What needs to be done:
Reproduce the listing below exactly. Pictures do not belong in the copy.
* Begin *
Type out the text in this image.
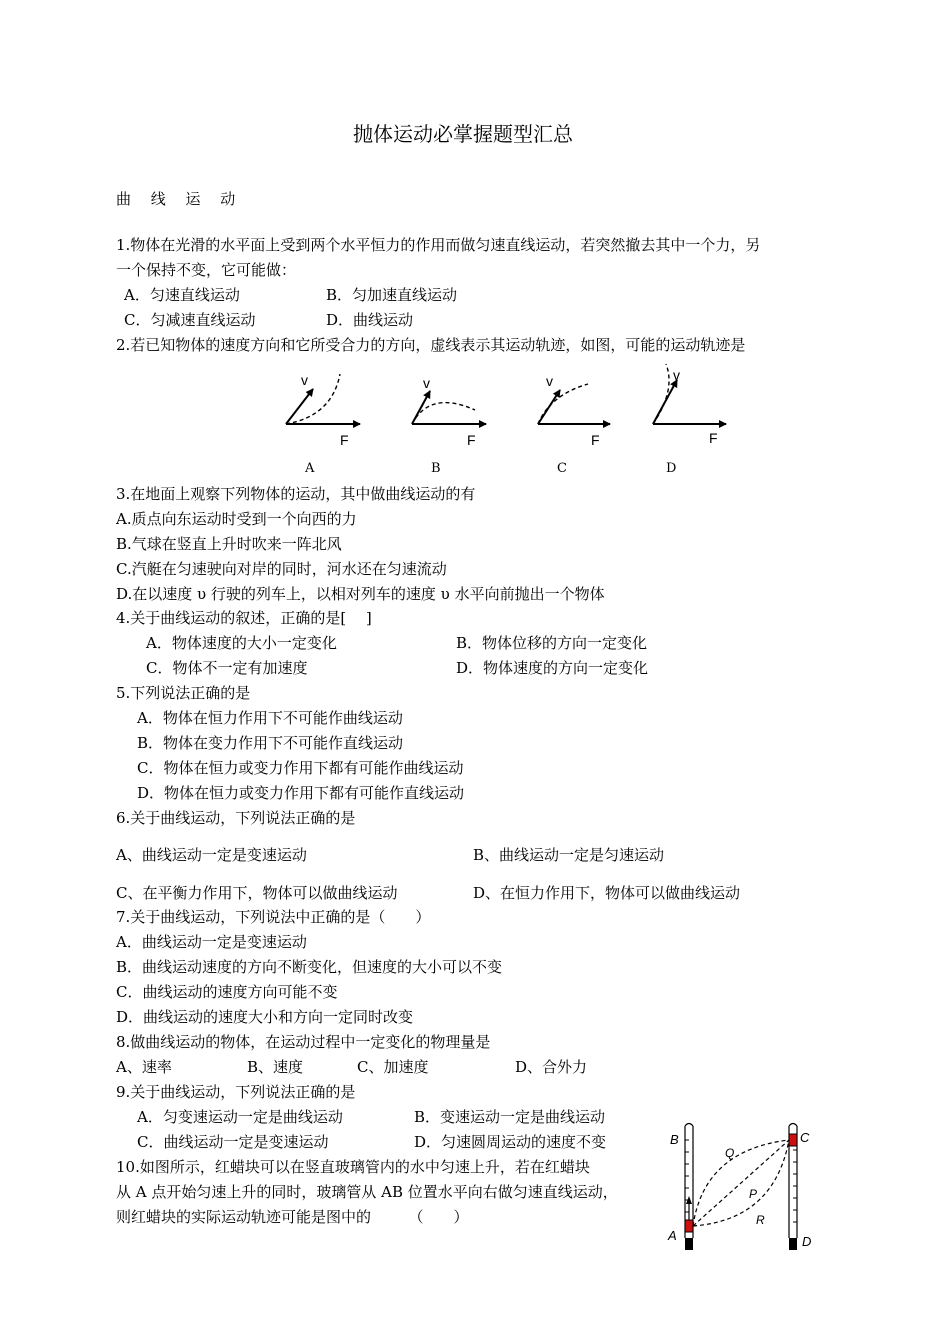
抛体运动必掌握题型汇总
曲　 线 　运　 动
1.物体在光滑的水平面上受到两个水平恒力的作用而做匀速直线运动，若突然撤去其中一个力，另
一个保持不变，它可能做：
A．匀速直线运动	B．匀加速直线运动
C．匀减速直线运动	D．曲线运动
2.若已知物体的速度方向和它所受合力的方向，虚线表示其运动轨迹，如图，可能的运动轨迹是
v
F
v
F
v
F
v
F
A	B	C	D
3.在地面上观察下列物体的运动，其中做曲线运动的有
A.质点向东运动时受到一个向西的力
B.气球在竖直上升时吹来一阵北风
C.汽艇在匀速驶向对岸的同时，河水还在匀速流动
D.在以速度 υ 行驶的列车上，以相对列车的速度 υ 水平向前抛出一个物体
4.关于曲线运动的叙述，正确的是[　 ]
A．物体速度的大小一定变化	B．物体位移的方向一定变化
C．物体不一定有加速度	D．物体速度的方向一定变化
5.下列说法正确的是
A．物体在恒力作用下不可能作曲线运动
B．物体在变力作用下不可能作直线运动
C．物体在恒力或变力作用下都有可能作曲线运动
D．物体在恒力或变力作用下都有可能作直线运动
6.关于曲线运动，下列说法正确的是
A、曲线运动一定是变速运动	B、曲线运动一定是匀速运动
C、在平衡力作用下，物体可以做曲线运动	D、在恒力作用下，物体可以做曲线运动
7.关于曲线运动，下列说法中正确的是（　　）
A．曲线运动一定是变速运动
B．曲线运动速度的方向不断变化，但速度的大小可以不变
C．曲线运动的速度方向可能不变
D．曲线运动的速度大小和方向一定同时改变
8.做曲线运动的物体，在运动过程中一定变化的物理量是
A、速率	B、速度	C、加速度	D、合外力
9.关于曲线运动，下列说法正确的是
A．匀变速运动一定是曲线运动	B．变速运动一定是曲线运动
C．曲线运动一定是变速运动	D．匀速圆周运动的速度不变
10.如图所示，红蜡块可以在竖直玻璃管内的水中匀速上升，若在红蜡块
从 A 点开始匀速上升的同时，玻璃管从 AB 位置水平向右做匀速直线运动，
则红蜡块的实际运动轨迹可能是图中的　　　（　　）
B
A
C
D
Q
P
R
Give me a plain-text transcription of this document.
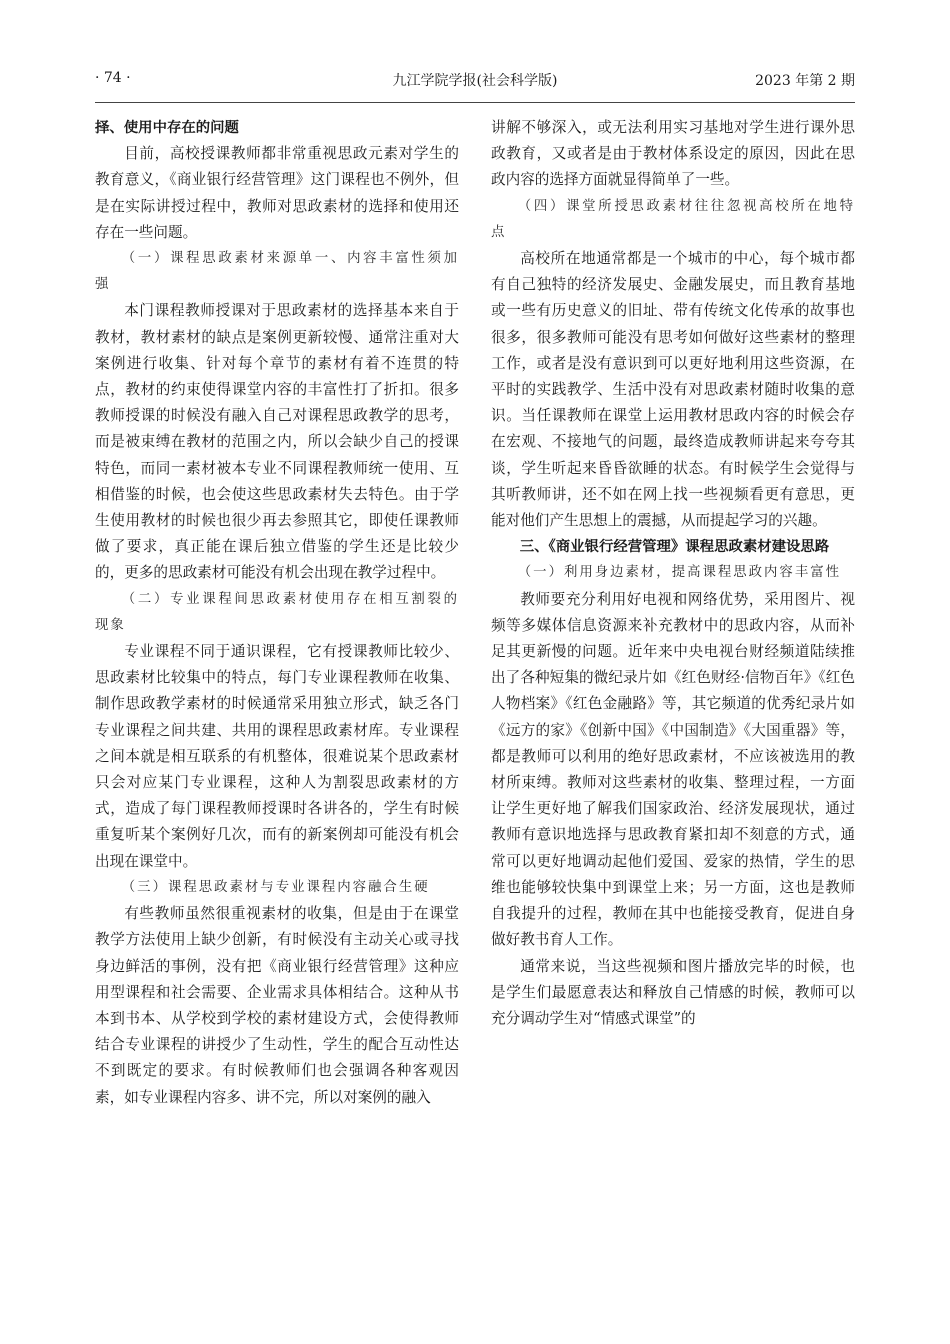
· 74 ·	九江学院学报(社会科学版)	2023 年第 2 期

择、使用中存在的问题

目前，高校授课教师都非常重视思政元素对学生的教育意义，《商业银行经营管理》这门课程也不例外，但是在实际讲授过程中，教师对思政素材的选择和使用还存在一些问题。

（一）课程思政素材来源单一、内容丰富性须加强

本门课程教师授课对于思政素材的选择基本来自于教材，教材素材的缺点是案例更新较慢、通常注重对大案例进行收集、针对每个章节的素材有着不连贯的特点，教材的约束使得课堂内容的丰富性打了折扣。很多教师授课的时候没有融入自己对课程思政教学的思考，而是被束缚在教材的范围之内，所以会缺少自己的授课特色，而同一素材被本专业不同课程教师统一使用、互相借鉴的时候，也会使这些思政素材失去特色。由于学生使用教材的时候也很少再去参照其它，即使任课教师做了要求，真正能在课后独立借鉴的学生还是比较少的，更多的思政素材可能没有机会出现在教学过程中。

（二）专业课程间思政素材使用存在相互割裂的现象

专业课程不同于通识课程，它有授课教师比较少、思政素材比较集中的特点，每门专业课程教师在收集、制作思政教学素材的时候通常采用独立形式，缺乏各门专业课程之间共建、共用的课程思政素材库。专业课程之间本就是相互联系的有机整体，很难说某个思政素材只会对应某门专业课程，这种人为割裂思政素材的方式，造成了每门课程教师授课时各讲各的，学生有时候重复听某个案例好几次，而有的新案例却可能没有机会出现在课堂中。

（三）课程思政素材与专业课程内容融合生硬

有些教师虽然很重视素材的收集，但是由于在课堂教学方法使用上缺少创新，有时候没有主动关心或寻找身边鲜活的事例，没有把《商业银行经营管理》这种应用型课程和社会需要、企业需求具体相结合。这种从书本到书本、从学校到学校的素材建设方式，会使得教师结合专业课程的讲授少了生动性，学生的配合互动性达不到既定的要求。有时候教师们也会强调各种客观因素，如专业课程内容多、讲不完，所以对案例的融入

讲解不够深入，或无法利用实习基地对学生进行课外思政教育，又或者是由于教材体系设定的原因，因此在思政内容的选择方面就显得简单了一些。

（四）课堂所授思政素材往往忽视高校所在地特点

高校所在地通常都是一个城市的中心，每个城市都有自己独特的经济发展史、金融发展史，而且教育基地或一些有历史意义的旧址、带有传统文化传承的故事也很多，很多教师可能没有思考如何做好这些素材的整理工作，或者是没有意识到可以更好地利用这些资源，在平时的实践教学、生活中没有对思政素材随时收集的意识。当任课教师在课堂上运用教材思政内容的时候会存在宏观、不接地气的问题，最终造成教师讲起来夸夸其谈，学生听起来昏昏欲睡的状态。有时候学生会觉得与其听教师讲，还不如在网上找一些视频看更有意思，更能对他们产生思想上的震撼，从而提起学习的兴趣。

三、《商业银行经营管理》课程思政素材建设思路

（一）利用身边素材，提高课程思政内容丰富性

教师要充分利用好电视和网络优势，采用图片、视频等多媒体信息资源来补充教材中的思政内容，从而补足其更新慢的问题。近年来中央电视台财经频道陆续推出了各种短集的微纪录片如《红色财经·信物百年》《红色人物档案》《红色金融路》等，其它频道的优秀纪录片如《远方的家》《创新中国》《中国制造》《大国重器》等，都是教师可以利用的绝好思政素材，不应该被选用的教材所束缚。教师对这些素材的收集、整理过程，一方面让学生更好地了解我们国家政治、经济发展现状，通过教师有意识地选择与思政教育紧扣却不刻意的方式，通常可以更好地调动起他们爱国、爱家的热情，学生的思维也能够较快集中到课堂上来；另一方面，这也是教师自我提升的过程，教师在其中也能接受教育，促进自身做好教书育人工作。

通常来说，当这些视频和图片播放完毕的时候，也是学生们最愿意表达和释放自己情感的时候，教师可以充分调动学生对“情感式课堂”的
* End *
Complete answer:
Type out the text in this image.
抛体运动必掌握题型汇总
曲　 线 　运　 动
1.物体在光滑的水平面上受到两个水平恒力的作用而做匀速直线运动，若突然撤去其中一个力，另
一个保持不变，它可能做：
A．匀速直线运动	B．匀加速直线运动
C．匀减速直线运动	D．曲线运动
2.若已知物体的速度方向和它所受合力的方向，虚线表示其运动轨迹，如图，可能的运动轨迹是
v
F
v
F
v
F
v
F
A	B	C	D
3.在地面上观察下列物体的运动，其中做曲线运动的有
A.质点向东运动时受到一个向西的力
B.气球在竖直上升时吹来一阵北风
C.汽艇在匀速驶向对岸的同时，河水还在匀速流动
D.在以速度 υ 行驶的列车上，以相对列车的速度 υ 水平向前抛出一个物体
4.关于曲线运动的叙述，正确的是[　 ]
A．物体速度的大小一定变化	B．物体位移的方向一定变化
C．物体不一定有加速度	D．物体速度的方向一定变化
5.下列说法正确的是
A．物体在恒力作用下不可能作曲线运动
B．物体在变力作用下不可能作直线运动
C．物体在恒力或变力作用下都有可能作曲线运动
D．物体在恒力或变力作用下都有可能作直线运动
6.关于曲线运动，下列说法正确的是
A、曲线运动一定是变速运动	B、曲线运动一定是匀速运动
C、在平衡力作用下，物体可以做曲线运动	D、在恒力作用下，物体可以做曲线运动
7.关于曲线运动，下列说法中正确的是（　　）
A．曲线运动一定是变速运动
B．曲线运动速度的方向不断变化，但速度的大小可以不变
C．曲线运动的速度方向可能不变
D．曲线运动的速度大小和方向一定同时改变
8.做曲线运动的物体，在运动过程中一定变化的物理量是
A、速率	B、速度	C、加速度	D、合外力
9.关于曲线运动，下列说法正确的是
A．匀变速运动一定是曲线运动	B．变速运动一定是曲线运动
C．曲线运动一定是变速运动	D．匀速圆周运动的速度不变
10.如图所示，红蜡块可以在竖直玻璃管内的水中匀速上升，若在红蜡块
从 A 点开始匀速上升的同时，玻璃管从 AB 位置水平向右做匀速直线运动，
则红蜡块的实际运动轨迹可能是图中的　　　（　　）
B
A
C
D
Q
P
R
Give me a plain-text transcription of this document.
· 74 ·	九江学院学报(社会科学版)	2023 年第 2 期

择、使用中存在的问题

目前，高校授课教师都非常重视思政元素对学生的教育意义，《商业银行经营管理》这门课程也不例外，但是在实际讲授过程中，教师对思政素材的选择和使用还存在一些问题。

（一）课程思政素材来源单一、内容丰富性须加强

本门课程教师授课对于思政素材的选择基本来自于教材，教材素材的缺点是案例更新较慢、通常注重对大案例进行收集、针对每个章节的素材有着不连贯的特点，教材的约束使得课堂内容的丰富性打了折扣。很多教师授课的时候没有融入自己对课程思政教学的思考，而是被束缚在教材的范围之内，所以会缺少自己的授课特色，而同一素材被本专业不同课程教师统一使用、互相借鉴的时候，也会使这些思政素材失去特色。由于学生使用教材的时候也很少再去参照其它，即使任课教师做了要求，真正能在课后独立借鉴的学生还是比较少的，更多的思政素材可能没有机会出现在教学过程中。

（二）专业课程间思政素材使用存在相互割裂的现象

专业课程不同于通识课程，它有授课教师比较少、思政素材比较集中的特点，每门专业课程教师在收集、制作思政教学素材的时候通常采用独立形式，缺乏各门专业课程之间共建、共用的课程思政素材库。专业课程之间本就是相互联系的有机整体，很难说某个思政素材只会对应某门专业课程，这种人为割裂思政素材的方式，造成了每门课程教师授课时各讲各的，学生有时候重复听某个案例好几次，而有的新案例却可能没有机会出现在课堂中。

（三）课程思政素材与专业课程内容融合生硬

有些教师虽然很重视素材的收集，但是由于在课堂教学方法使用上缺少创新，有时候没有主动关心或寻找身边鲜活的事例，没有把《商业银行经营管理》这种应用型课程和社会需要、企业需求具体相结合。这种从书本到书本、从学校到学校的素材建设方式，会使得教师结合专业课程的讲授少了生动性，学生的配合互动性达不到既定的要求。有时候教师们也会强调各种客观因素，如专业课程内容多、讲不完，所以对案例的融入

讲解不够深入，或无法利用实习基地对学生进行课外思政教育，又或者是由于教材体系设定的原因，因此在思政内容的选择方面就显得简单了一些。

（四）课堂所授思政素材往往忽视高校所在地特点

高校所在地通常都是一个城市的中心，每个城市都有自己独特的经济发展史、金融发展史，而且教育基地或一些有历史意义的旧址、带有传统文化传承的故事也很多，很多教师可能没有思考如何做好这些素材的整理工作，或者是没有意识到可以更好地利用这些资源，在平时的实践教学、生活中没有对思政素材随时收集的意识。当任课教师在课堂上运用教材思政内容的时候会存在宏观、不接地气的问题，最终造成教师讲起来夸夸其谈，学生听起来昏昏欲睡的状态。有时候学生会觉得与其听教师讲，还不如在网上找一些视频看更有意思，更能对他们产生思想上的震撼，从而提起学习的兴趣。

三、《商业银行经营管理》课程思政素材建设思路

（一）利用身边素材，提高课程思政内容丰富性

教师要充分利用好电视和网络优势，采用图片、视频等多媒体信息资源来补充教材中的思政内容，从而补足其更新慢的问题。近年来中央电视台财经频道陆续推出了各种短集的微纪录片如《红色财经·信物百年》《红色人物档案》《红色金融路》等，其它频道的优秀纪录片如《远方的家》《创新中国》《中国制造》《大国重器》等，都是教师可以利用的绝好思政素材，不应该被选用的教材所束缚。教师对这些素材的收集、整理过程，一方面让学生更好地了解我们国家政治、经济发展现状，通过教师有意识地选择与思政教育紧扣却不刻意的方式，通常可以更好地调动起他们爱国、爱家的热情，学生的思维也能够较快集中到课堂上来；另一方面，这也是教师自我提升的过程，教师在其中也能接受教育，促进自身做好教书育人工作。

通常来说，当这些视频和图片播放完毕的时候，也是学生们最愿意表达和释放自己情感的时候，教师可以充分调动学生对“情感式课堂”的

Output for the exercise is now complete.